* _Exercise objective_: Restate the whole listing word for word. Pictures are left out.

╔══

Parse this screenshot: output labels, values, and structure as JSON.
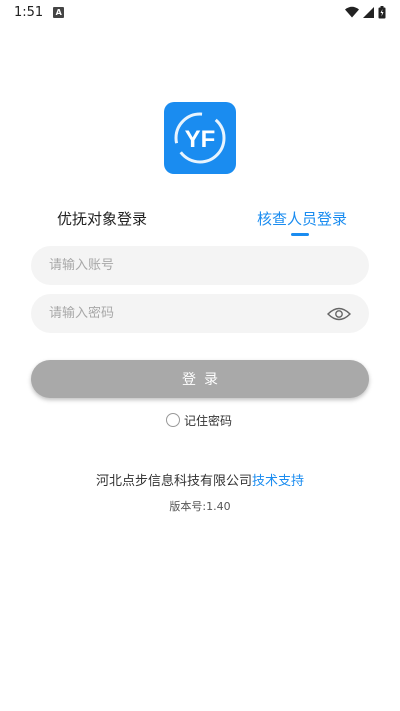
{
  "status_bar": {
    "time": "1:51",
    "notification_letter": "A"
  },
  "logo": {
    "text": "YF",
    "color": "#1a8cf0"
  },
  "tabs": [
    {
      "label": "优抚对象登录",
      "active": false
    },
    {
      "label": "核查人员登录",
      "active": true
    }
  ],
  "form": {
    "account_placeholder": "请输入账号",
    "account_value": "",
    "password_placeholder": "请输入密码",
    "password_value": "",
    "login_label": "登录",
    "remember_label": "记住密码"
  },
  "footer": {
    "company_text": "河北点步信息科技有限公司",
    "support_link": "技术支持",
    "version": "版本号:1.40"
  },
  "colors": {
    "accent": "#1a8cf0",
    "button_disabled": "#a9a9a9"
  }
}
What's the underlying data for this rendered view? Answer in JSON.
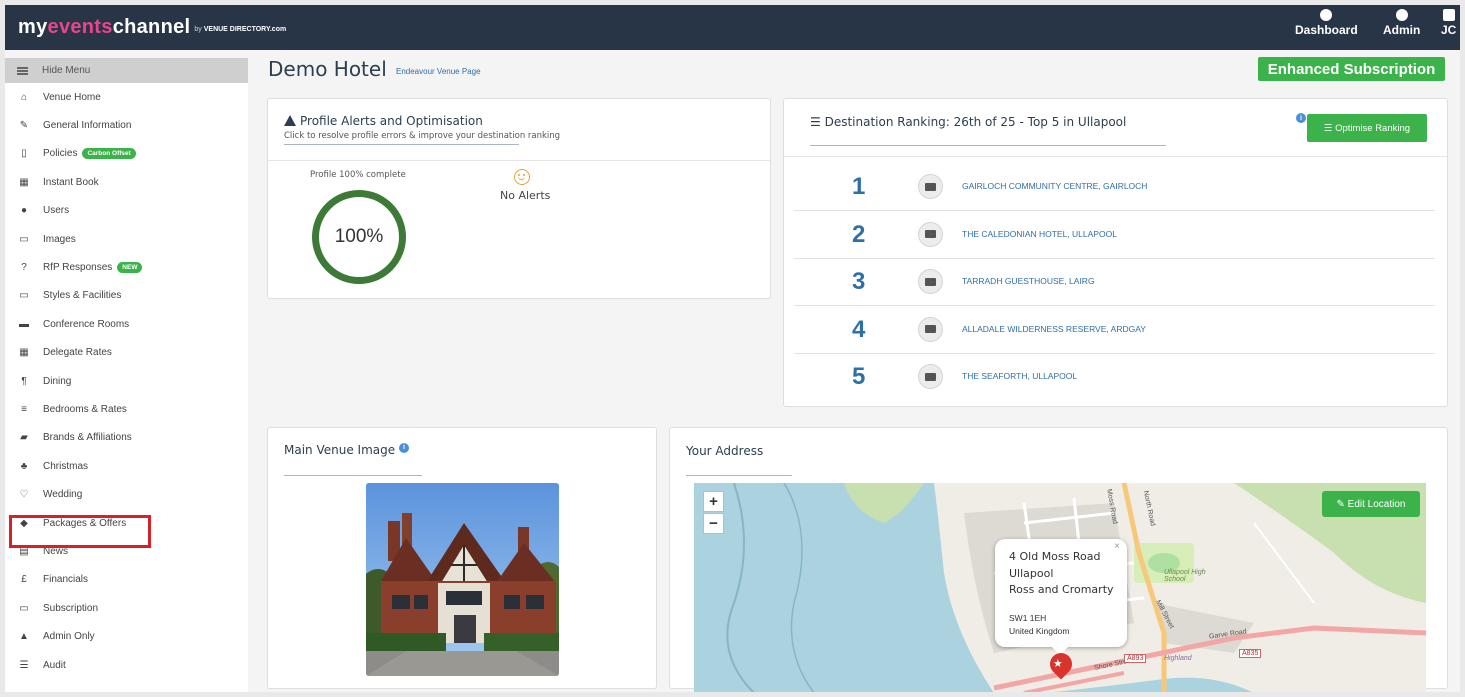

╚══

* _Expected answer_:
Parse this screenshot: output labels, values, and structure as JSON.
{
  "status_bar": {
    "time": "1:51",
    "notification_letter": "A"
  },
  "logo": {
    "text": "YF",
    "color": "#1a8cf0"
  },
  "tabs": [
    {
      "label": "优抚对象登录",
      "active": false
    },
    {
      "label": "核查人员登录",
      "active": true
    }
  ],
  "form": {
    "account_placeholder": "请输入账号",
    "account_value": "",
    "password_placeholder": "请输入密码",
    "password_value": "",
    "login_label": "登录",
    "remember_label": "记住密码"
  },
  "footer": {
    "company_text": "河北点步信息科技有限公司",
    "support_link": "技术支持",
    "version": "版本号:1.40"
  },
  "colors": {
    "accent": "#1a8cf0",
    "button_disabled": "#a9a9a9"
  }
}
What's the underlying data for this rendered view? Answer in JSON.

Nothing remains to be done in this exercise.